▸ **Information shown**:
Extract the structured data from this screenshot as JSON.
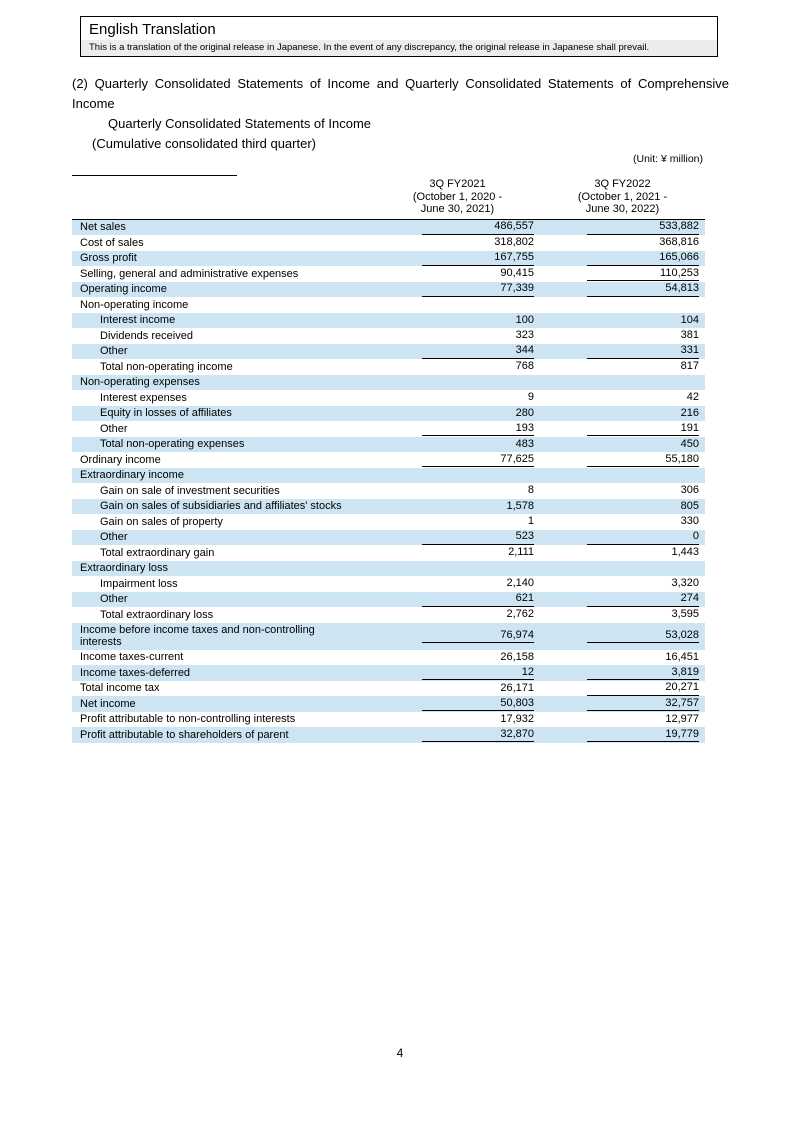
{
  "header_box": {
    "title": "English Translation",
    "note": "This is a translation of the original release in Japanese. In the event of any discrepancy, the original release in Japanese shall prevail."
  },
  "section": {
    "heading": "(2) Quarterly Consolidated Statements of Income and Quarterly Consolidated Statements of Comprehensive Income",
    "statement_title": "Quarterly Consolidated Statements of Income",
    "period_note": "(Cumulative consolidated third quarter)",
    "unit_note": "(Unit: ¥ million)"
  },
  "table": {
    "columns": [
      {
        "lines": [
          "3Q FY2021",
          "(October 1, 2020 -",
          "June 30, 2021)"
        ]
      },
      {
        "lines": [
          "3Q FY2022",
          "(October 1, 2021 -",
          "June 30, 2022)"
        ]
      }
    ],
    "rows": [
      {
        "label": "Net sales",
        "indent": 0,
        "v1": "486,557",
        "v2": "533,882",
        "u1": true,
        "u2": true
      },
      {
        "label": "Cost of sales",
        "indent": 0,
        "v1": "318,802",
        "v2": "368,816"
      },
      {
        "label": "Gross profit",
        "indent": 0,
        "v1": "167,755",
        "v2": "165,066",
        "u1": true,
        "u2": true
      },
      {
        "label": "Selling, general and administrative expenses",
        "indent": 0,
        "v1": "90,415",
        "v2": "110,253",
        "u2": true
      },
      {
        "label": "Operating income",
        "indent": 0,
        "v1": "77,339",
        "v2": "54,813",
        "u1": true,
        "u2": true
      },
      {
        "label": "Non-operating income",
        "indent": 0,
        "section": true,
        "v1": "",
        "v2": ""
      },
      {
        "label": "Interest income",
        "indent": 1,
        "v1": "100",
        "v2": "104"
      },
      {
        "label": "Dividends received",
        "indent": 1,
        "v1": "323",
        "v2": "381"
      },
      {
        "label": "Other",
        "indent": 1,
        "v1": "344",
        "v2": "331",
        "u1": true,
        "u2": true
      },
      {
        "label": "Total non-operating income",
        "indent": 1,
        "v1": "768",
        "v2": "817"
      },
      {
        "label": "Non-operating expenses",
        "indent": 0,
        "section": true,
        "v1": "",
        "v2": ""
      },
      {
        "label": "Interest expenses",
        "indent": 1,
        "v1": "9",
        "v2": "42"
      },
      {
        "label": "Equity in losses of affiliates",
        "indent": 1,
        "v1": "280",
        "v2": "216"
      },
      {
        "label": "Other",
        "indent": 1,
        "v1": "193",
        "v2": "191",
        "u1": true,
        "u2": true
      },
      {
        "label": "Total non-operating expenses",
        "indent": 1,
        "v1": "483",
        "v2": "450"
      },
      {
        "label": "Ordinary income",
        "indent": 0,
        "v1": "77,625",
        "v2": "55,180",
        "u1": true,
        "u2": true
      },
      {
        "label": "Extraordinary income",
        "indent": 0,
        "section": true,
        "v1": "",
        "v2": ""
      },
      {
        "label": "Gain on sale of investment securities",
        "indent": 1,
        "v1": "8",
        "v2": "306"
      },
      {
        "label": "Gain on sales of subsidiaries and affiliates' stocks",
        "indent": 1,
        "v1": "1,578",
        "v2": "805"
      },
      {
        "label": "Gain on sales of property",
        "indent": 1,
        "v1": "1",
        "v2": "330"
      },
      {
        "label": "Other",
        "indent": 1,
        "v1": "523",
        "v2": "0",
        "u1": true,
        "u2": true
      },
      {
        "label": "Total extraordinary gain",
        "indent": 1,
        "v1": "2,111",
        "v2": "1,443"
      },
      {
        "label": "Extraordinary loss",
        "indent": 0,
        "section": true,
        "v1": "",
        "v2": ""
      },
      {
        "label": "Impairment loss",
        "indent": 1,
        "v1": "2,140",
        "v2": "3,320"
      },
      {
        "label": "Other",
        "indent": 1,
        "v1": "621",
        "v2": "274",
        "u1": true,
        "u2": true
      },
      {
        "label": "Total extraordinary loss",
        "indent": 1,
        "v1": "2,762",
        "v2": "3,595"
      },
      {
        "label": "Income before income taxes and non-controlling interests",
        "indent": 0,
        "wrap": true,
        "v1": "76,974",
        "v2": "53,028",
        "u1": true,
        "u2": true
      },
      {
        "label": "Income taxes-current",
        "indent": 0,
        "v1": "26,158",
        "v2": "16,451"
      },
      {
        "label": "Income taxes-deferred",
        "indent": 0,
        "v1": "12",
        "v2": "3,819",
        "u1": true,
        "u2": true
      },
      {
        "label": "Total income tax",
        "indent": 0,
        "v1": "26,171",
        "v2": "20,271",
        "u2": true
      },
      {
        "label": "Net income",
        "indent": 0,
        "v1": "50,803",
        "v2": "32,757",
        "u1": true,
        "u2": true
      },
      {
        "label": "Profit attributable to non-controlling interests",
        "indent": 0,
        "v1": "17,932",
        "v2": "12,977"
      },
      {
        "label": "Profit attributable to shareholders of parent",
        "indent": 0,
        "v1": "32,870",
        "v2": "19,779",
        "u1": true,
        "u2": true
      }
    ]
  },
  "footer": {
    "page_number": "4"
  },
  "colors": {
    "row_shade": "#cde4f2",
    "note_strip_bg": "#ececec"
  }
}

▸ **Written exercise**: Leave out the pictures and print every line of the data exactly.

▸ **Solution for this exercise**:
Extract the structured data from this screenshot as JSON.
{
  "header_box": {
    "title": "English Translation",
    "note": "This is a translation of the original release in Japanese. In the event of any discrepancy, the original release in Japanese shall prevail."
  },
  "section": {
    "heading": "(2) Quarterly Consolidated Statements of Income and Quarterly Consolidated Statements of Comprehensive Income",
    "statement_title": "Quarterly Consolidated Statements of Income",
    "period_note": "(Cumulative consolidated third quarter)",
    "unit_note": "(Unit: ¥ million)"
  },
  "table": {
    "columns": [
      {
        "lines": [
          "3Q FY2021",
          "(October 1, 2020 -",
          "June 30, 2021)"
        ]
      },
      {
        "lines": [
          "3Q FY2022",
          "(October 1, 2021 -",
          "June 30, 2022)"
        ]
      }
    ],
    "rows": [
      {
        "label": "Net sales",
        "indent": 0,
        "v1": "486,557",
        "v2": "533,882",
        "u1": true,
        "u2": true
      },
      {
        "label": "Cost of sales",
        "indent": 0,
        "v1": "318,802",
        "v2": "368,816"
      },
      {
        "label": "Gross profit",
        "indent": 0,
        "v1": "167,755",
        "v2": "165,066",
        "u1": true,
        "u2": true
      },
      {
        "label": "Selling, general and administrative expenses",
        "indent": 0,
        "v1": "90,415",
        "v2": "110,253",
        "u2": true
      },
      {
        "label": "Operating income",
        "indent": 0,
        "v1": "77,339",
        "v2": "54,813",
        "u1": true,
        "u2": true
      },
      {
        "label": "Non-operating income",
        "indent": 0,
        "section": true,
        "v1": "",
        "v2": ""
      },
      {
        "label": "Interest income",
        "indent": 1,
        "v1": "100",
        "v2": "104"
      },
      {
        "label": "Dividends received",
        "indent": 1,
        "v1": "323",
        "v2": "381"
      },
      {
        "label": "Other",
        "indent": 1,
        "v1": "344",
        "v2": "331",
        "u1": true,
        "u2": true
      },
      {
        "label": "Total non-operating income",
        "indent": 1,
        "v1": "768",
        "v2": "817"
      },
      {
        "label": "Non-operating expenses",
        "indent": 0,
        "section": true,
        "v1": "",
        "v2": ""
      },
      {
        "label": "Interest expenses",
        "indent": 1,
        "v1": "9",
        "v2": "42"
      },
      {
        "label": "Equity in losses of affiliates",
        "indent": 1,
        "v1": "280",
        "v2": "216"
      },
      {
        "label": "Other",
        "indent": 1,
        "v1": "193",
        "v2": "191",
        "u1": true,
        "u2": true
      },
      {
        "label": "Total non-operating expenses",
        "indent": 1,
        "v1": "483",
        "v2": "450"
      },
      {
        "label": "Ordinary income",
        "indent": 0,
        "v1": "77,625",
        "v2": "55,180",
        "u1": true,
        "u2": true
      },
      {
        "label": "Extraordinary income",
        "indent": 0,
        "section": true,
        "v1": "",
        "v2": ""
      },
      {
        "label": "Gain on sale of investment securities",
        "indent": 1,
        "v1": "8",
        "v2": "306"
      },
      {
        "label": "Gain on sales of subsidiaries and affiliates' stocks",
        "indent": 1,
        "v1": "1,578",
        "v2": "805"
      },
      {
        "label": "Gain on sales of property",
        "indent": 1,
        "v1": "1",
        "v2": "330"
      },
      {
        "label": "Other",
        "indent": 1,
        "v1": "523",
        "v2": "0",
        "u1": true,
        "u2": true
      },
      {
        "label": "Total extraordinary gain",
        "indent": 1,
        "v1": "2,111",
        "v2": "1,443"
      },
      {
        "label": "Extraordinary loss",
        "indent": 0,
        "section": true,
        "v1": "",
        "v2": ""
      },
      {
        "label": "Impairment loss",
        "indent": 1,
        "v1": "2,140",
        "v2": "3,320"
      },
      {
        "label": "Other",
        "indent": 1,
        "v1": "621",
        "v2": "274",
        "u1": true,
        "u2": true
      },
      {
        "label": "Total extraordinary loss",
        "indent": 1,
        "v1": "2,762",
        "v2": "3,595"
      },
      {
        "label": "Income before income taxes and non-controlling interests",
        "indent": 0,
        "wrap": true,
        "v1": "76,974",
        "v2": "53,028",
        "u1": true,
        "u2": true
      },
      {
        "label": "Income taxes-current",
        "indent": 0,
        "v1": "26,158",
        "v2": "16,451"
      },
      {
        "label": "Income taxes-deferred",
        "indent": 0,
        "v1": "12",
        "v2": "3,819",
        "u1": true,
        "u2": true
      },
      {
        "label": "Total income tax",
        "indent": 0,
        "v1": "26,171",
        "v2": "20,271",
        "u2": true
      },
      {
        "label": "Net income",
        "indent": 0,
        "v1": "50,803",
        "v2": "32,757",
        "u1": true,
        "u2": true
      },
      {
        "label": "Profit attributable to non-controlling interests",
        "indent": 0,
        "v1": "17,932",
        "v2": "12,977"
      },
      {
        "label": "Profit attributable to shareholders of parent",
        "indent": 0,
        "v1": "32,870",
        "v2": "19,779",
        "u1": true,
        "u2": true
      }
    ]
  },
  "footer": {
    "page_number": "4"
  },
  "colors": {
    "row_shade": "#cde4f2",
    "note_strip_bg": "#ececec"
  }
}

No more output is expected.